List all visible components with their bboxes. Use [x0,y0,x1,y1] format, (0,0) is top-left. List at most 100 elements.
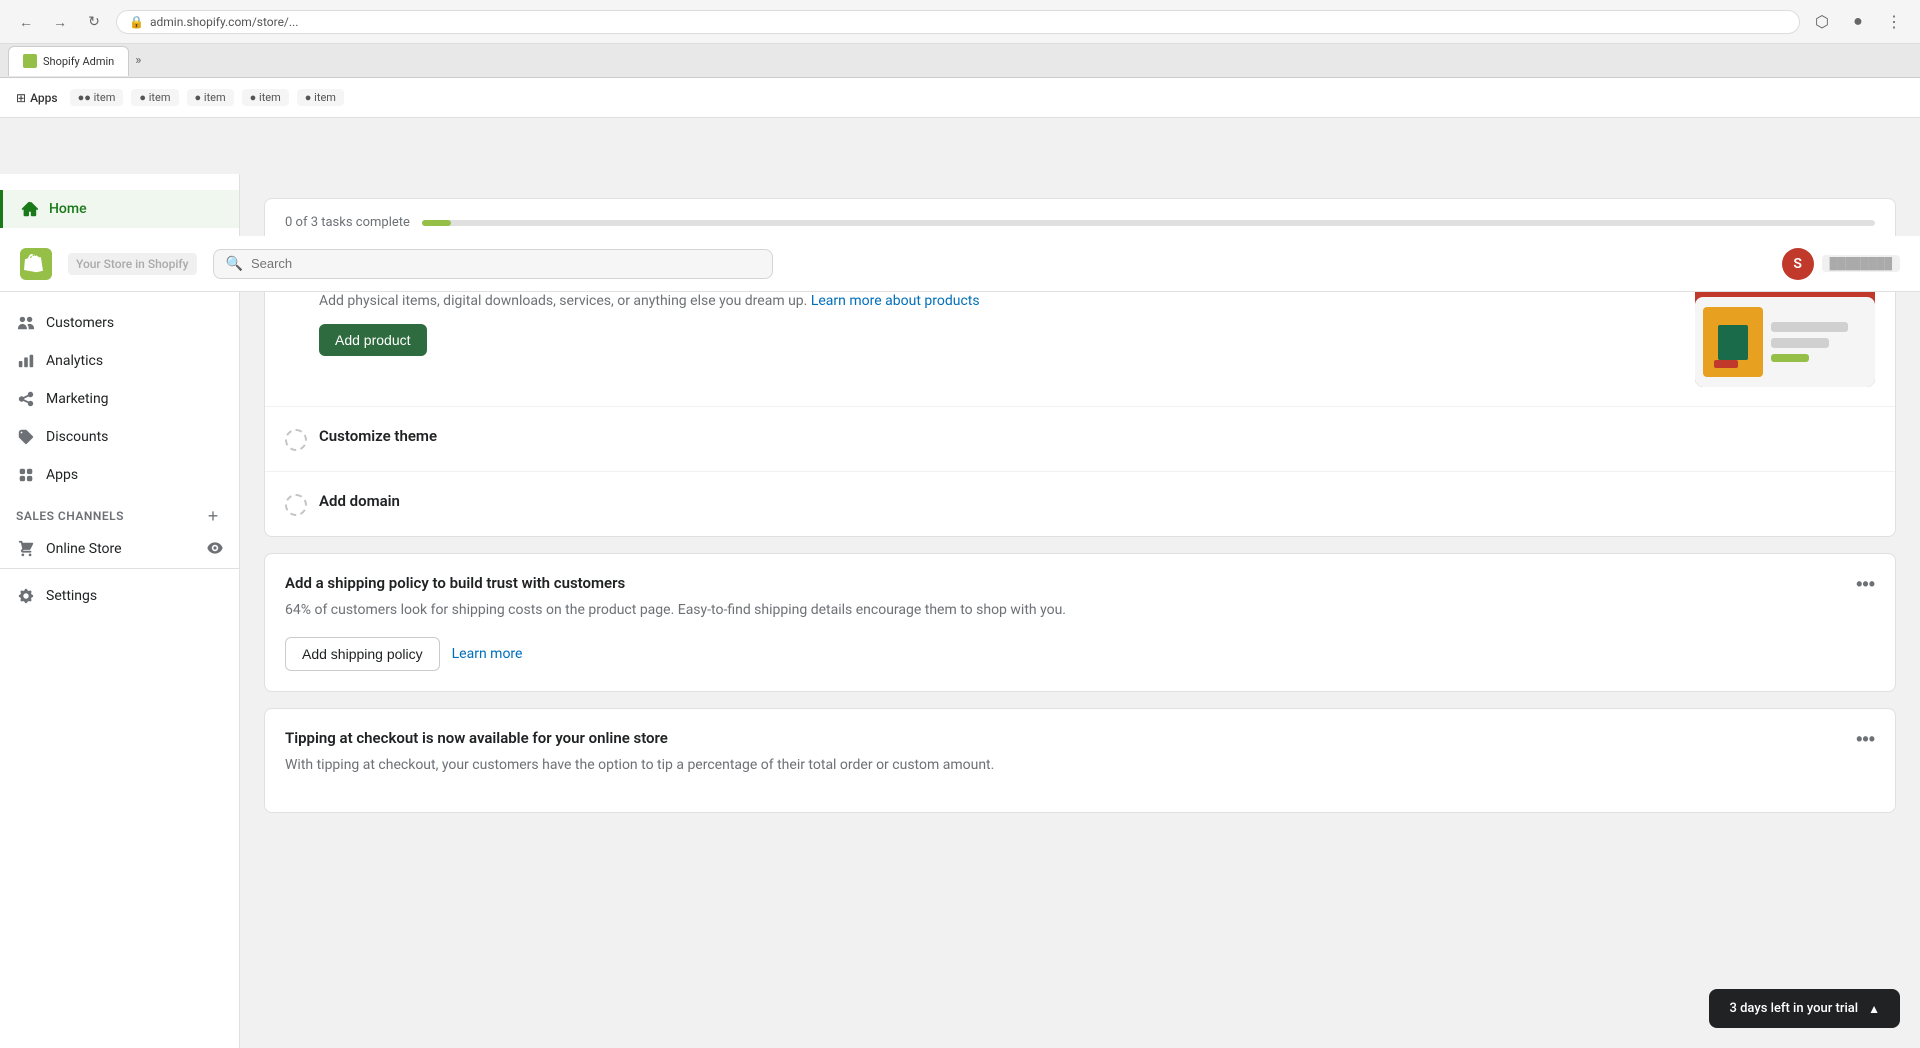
sidebar-item-marketing[interactable]: Marketing [0,380,239,418]
tipping-card-content: Tipping at checkout is now available for… [285,729,994,792]
tab-favicon [23,54,37,68]
online-store-icon [16,539,36,559]
add-product-button[interactable]: Add product [319,324,427,356]
analytics-label: Analytics [46,353,103,369]
task-content-customize: Customize theme [319,427,1875,451]
store-name: Your Store in Shopify [68,253,197,275]
customers-label: Customers [46,315,114,331]
sales-channels-label: Sales channels [16,509,124,523]
marketing-icon [16,389,36,409]
task-item-add-domain[interactable]: Add domain [265,472,1895,536]
eye-button[interactable] [207,540,223,559]
sidebar-item-home[interactable]: Home [0,190,239,228]
tipping-card-title: Tipping at checkout is now available for… [285,729,994,747]
task-progress-text: 0 of 3 tasks complete [285,215,410,230]
app-bar-item-3[interactable]: ● item [187,89,234,106]
tab-label: Shopify Admin [43,55,114,68]
tipping-card: Tipping at checkout is now available for… [264,708,1896,813]
sidebar: Home Orders Products Customers Analytics [0,174,240,1048]
active-tab[interactable]: Shopify Admin [8,46,129,76]
app-bar: ⊞ Apps ●● item ● item ● item ● item ● it… [0,78,1920,118]
task-circle-domain [285,494,307,516]
app-bar-item-5[interactable]: ● item [297,89,344,106]
sidebar-item-settings[interactable]: Settings [0,577,239,615]
menu-button[interactable]: ⋮ [1880,8,1908,36]
tabs-bar: Shopify Admin » [0,44,1920,78]
apps-nav-icon [16,465,36,485]
extensions-button[interactable]: ⬡ [1808,8,1836,36]
discounts-label: Discounts [46,429,108,445]
browser-bar: ← → ↻ 🔒 admin.shopify.com/store/... ⬡ ● … [0,0,1920,44]
shipping-card-more-button[interactable]: ••• [1856,574,1875,595]
product-line-3 [1771,354,1809,362]
header-store-info: ████████ [1822,255,1900,272]
sidebar-bottom: Settings [0,568,239,623]
shipping-card-title: Add a shipping policy to build trust wit… [285,574,1066,592]
settings-label: Settings [46,588,97,604]
learn-more-products-link[interactable]: Learn more about products [811,293,980,309]
add-sales-channel-button[interactable]: + [203,506,223,526]
task-circle-customize [285,429,307,451]
address-bar[interactable]: 🔒 admin.shopify.com/store/... [116,10,1800,34]
home-icon [19,199,39,219]
tipping-card-description: With tipping at checkout, your customers… [285,755,994,776]
product-lines [1771,314,1867,370]
header-right: S ████████ [1782,248,1900,280]
profile-button[interactable]: ● [1844,8,1872,36]
app-bar-items: ●● item ● item ● item ● item ● item [70,89,1904,106]
task-content-domain: Add domain [319,492,1875,516]
home-label: Home [49,201,87,217]
app-bar-item-2[interactable]: ● item [131,89,178,106]
product-line-2 [1771,338,1829,348]
discounts-icon [16,427,36,447]
back-button[interactable]: ← [12,8,40,36]
product-icon-block [1703,307,1763,377]
shipping-card-content: Add a shipping policy to build trust wit… [285,574,1066,671]
marketing-label: Marketing [46,391,109,407]
settings-icon [16,586,36,606]
progress-bar-container [422,220,1875,226]
main-content: 0 of 3 tasks complete Add product Add ph… [240,174,1920,1048]
shipping-learn-more-link[interactable]: Learn more [452,638,523,670]
shopify-header: Your Store in Shopify 🔍 S ████████ [0,236,1920,292]
sidebar-item-apps[interactable]: Apps [0,456,239,494]
analytics-icon [16,351,36,371]
task-main-domain: Add domain [285,492,1875,516]
reload-button[interactable]: ↻ [80,8,108,36]
product-line-1 [1771,322,1848,332]
trial-chevron-icon: ▲ [1868,1002,1880,1016]
app-bar-item-1[interactable]: ●● item [70,89,124,106]
task-title-domain: Add domain [319,492,1875,510]
browser-actions: ⬡ ● ⋮ [1808,8,1908,36]
task-description-add-product: Add physical items, digital downloads, s… [319,291,1875,312]
trial-banner-text: 3 days left in your trial [1729,1001,1858,1016]
search-icon: 🔍 [226,256,243,272]
shipping-card-actions: Add shipping policy Learn more [285,637,1066,671]
forward-button[interactable]: → [46,8,74,36]
browser-nav: ← → ↻ [12,8,108,36]
task-item-customize-theme[interactable]: Customize theme [265,407,1895,472]
avatar: S [1782,248,1814,280]
trial-banner[interactable]: 3 days left in your trial ▲ [1709,989,1900,1028]
sidebar-item-analytics[interactable]: Analytics [0,342,239,380]
shopify-logo [20,248,52,280]
sidebar-item-customers[interactable]: Customers [0,304,239,342]
task-main-customize: Customize theme [285,427,1875,451]
sidebar-item-discounts[interactable]: Discounts [0,418,239,456]
tipping-card-more-button[interactable]: ••• [1856,729,1875,750]
progress-bar-fill [422,220,451,226]
search-bar[interactable]: 🔍 [213,249,773,279]
task-title-customize: Customize theme [319,427,1875,445]
apps-label: ⊞ Apps [16,91,58,105]
sidebar-item-online-store[interactable]: Online Store [0,530,239,568]
add-shipping-policy-button[interactable]: Add shipping policy [285,637,440,671]
app-bar-item-4[interactable]: ● item [242,89,289,106]
lock-icon: 🔒 [129,15,144,29]
product-illus-inner [1695,297,1875,387]
apps-label-nav: Apps [46,467,78,483]
shipping-policy-card: Add a shipping policy to build trust wit… [264,553,1896,692]
task-actions-add-product: Add product [319,324,1875,356]
sales-channels-header: Sales channels + [0,494,239,530]
online-store-label: Online Store [46,541,122,557]
search-input[interactable] [251,256,760,271]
◇ ◇ ◇ ◇
= WHAT IS REQUIRED =
Can you reproduce the data above with every "sidebar" renamed to "left-rail", keeping everything else the same and omitting the pictures?

= ANSWER FOR THE TASK =
List all visible components with their bboxes. Use [x0,y0,x1,y1] format, (0,0) is top-left. List at most 100 elements.
left-rail-item-marketing[interactable]: Marketing [0,380,239,418]
tipping-card-content: Tipping at checkout is now available for… [285,729,994,792]
tab-favicon [23,54,37,68]
online-store-icon [16,539,36,559]
add-product-button[interactable]: Add product [319,324,427,356]
analytics-label: Analytics [46,353,103,369]
task-content-customize: Customize theme [319,427,1875,451]
store-name: Your Store in Shopify [68,253,197,275]
customers-label: Customers [46,315,114,331]
sales-channels-label: Sales channels [16,509,124,523]
marketing-icon [16,389,36,409]
task-item-add-domain[interactable]: Add domain [265,472,1895,536]
eye-button[interactable] [207,540,223,559]
left-rail-item-home[interactable]: Home [0,190,239,228]
tipping-card-title: Tipping at checkout is now available for… [285,729,994,747]
task-progress-text: 0 of 3 tasks complete [285,215,410,230]
app-bar-item-3[interactable]: ● item [187,89,234,106]
tab-label: Shopify Admin [43,55,114,68]
tipping-card: Tipping at checkout is now available for… [264,708,1896,813]
left-rail: Home Orders Products Customers Analytics [0,174,240,1048]
active-tab[interactable]: Shopify Admin [8,46,129,76]
app-bar: ⊞ Apps ●● item ● item ● item ● item ● it… [0,78,1920,118]
task-circle-domain [285,494,307,516]
app-bar-item-5[interactable]: ● item [297,89,344,106]
left-rail-item-settings[interactable]: Settings [0,577,239,615]
menu-button[interactable]: ⋮ [1880,8,1908,36]
tabs-bar: Shopify Admin » [0,44,1920,78]
apps-nav-icon [16,465,36,485]
extensions-button[interactable]: ⬡ [1808,8,1836,36]
discounts-label: Discounts [46,429,108,445]
browser-bar: ← → ↻ 🔒 admin.shopify.com/store/... ⬡ ● … [0,0,1920,44]
shipping-card-more-button[interactable]: ••• [1856,574,1875,595]
product-line-3 [1771,354,1809,362]
header-store-info: ████████ [1822,255,1900,272]
left-rail-bottom: Settings [0,568,239,623]
shipping-card-title: Add a shipping policy to build trust wit… [285,574,1066,592]
settings-label: Settings [46,588,97,604]
learn-more-products-link[interactable]: Learn more about products [811,293,980,309]
add-sales-channel-button[interactable]: + [203,506,223,526]
task-circle-customize [285,429,307,451]
address-bar[interactable]: 🔒 admin.shopify.com/store/... [116,10,1800,34]
home-icon [19,199,39,219]
tipping-card-description: With tipping at checkout, your customers… [285,755,994,776]
product-lines [1771,314,1867,370]
header-right: S ████████ [1782,248,1900,280]
profile-button[interactable]: ● [1844,8,1872,36]
app-bar-items: ●● item ● item ● item ● item ● item [70,89,1904,106]
task-content-domain: Add domain [319,492,1875,516]
home-label: Home [49,201,87,217]
app-bar-item-2[interactable]: ● item [131,89,178,106]
product-line-2 [1771,338,1829,348]
discounts-icon [16,427,36,447]
back-button[interactable]: ← [12,8,40,36]
product-icon-block [1703,307,1763,377]
shipping-card-content: Add a shipping policy to build trust wit… [285,574,1066,671]
marketing-label: Marketing [46,391,109,407]
settings-icon [16,586,36,606]
progress-bar-container [422,220,1875,226]
main-content: 0 of 3 tasks complete Add product Add ph… [240,174,1920,1048]
shipping-learn-more-link[interactable]: Learn more [452,638,523,670]
shopify-header: Your Store in Shopify 🔍 S ████████ [0,236,1920,292]
left-rail-item-apps[interactable]: Apps [0,456,239,494]
analytics-icon [16,351,36,371]
task-main-domain: Add domain [285,492,1875,516]
reload-button[interactable]: ↻ [80,8,108,36]
product-line-1 [1771,322,1848,332]
trial-chevron-icon: ▲ [1868,1002,1880,1016]
app-bar-item-1[interactable]: ●● item [70,89,124,106]
task-title-domain: Add domain [319,492,1875,510]
browser-actions: ⬡ ● ⋮ [1808,8,1908,36]
task-description-add-product: Add physical items, digital downloads, s… [319,291,1875,312]
trial-banner-text: 3 days left in your trial [1729,1001,1858,1016]
search-icon: 🔍 [226,256,243,272]
shipping-card-actions: Add shipping policy Learn more [285,637,1066,671]
forward-button[interactable]: → [46,8,74,36]
browser-nav: ← → ↻ [12,8,108,36]
task-item-customize-theme[interactable]: Customize theme [265,407,1895,472]
avatar: S [1782,248,1814,280]
trial-banner[interactable]: 3 days left in your trial ▲ [1709,989,1900,1028]
left-rail-item-analytics[interactable]: Analytics [0,342,239,380]
shopify-logo [20,248,52,280]
left-rail-item-customers[interactable]: Customers [0,304,239,342]
task-main-customize: Customize theme [285,427,1875,451]
left-rail-item-discounts[interactable]: Discounts [0,418,239,456]
tipping-card-more-button[interactable]: ••• [1856,729,1875,750]
progress-bar-fill [422,220,451,226]
search-bar[interactable]: 🔍 [213,249,773,279]
task-title-customize: Customize theme [319,427,1875,445]
apps-label: ⊞ Apps [16,91,58,105]
left-rail-item-online-store[interactable]: Online Store [0,530,239,568]
add-shipping-policy-button[interactable]: Add shipping policy [285,637,440,671]
app-bar-item-4[interactable]: ● item [242,89,289,106]
lock-icon: 🔒 [129,15,144,29]
product-illus-inner [1695,297,1875,387]
apps-label-nav: Apps [46,467,78,483]
shipping-policy-card: Add a shipping policy to build trust wit… [264,553,1896,692]
task-actions-add-product: Add product [319,324,1875,356]
sales-channels-header: Sales channels + [0,494,239,530]
online-store-label: Online Store [46,541,122,557]
search-input[interactable] [251,256,760,271]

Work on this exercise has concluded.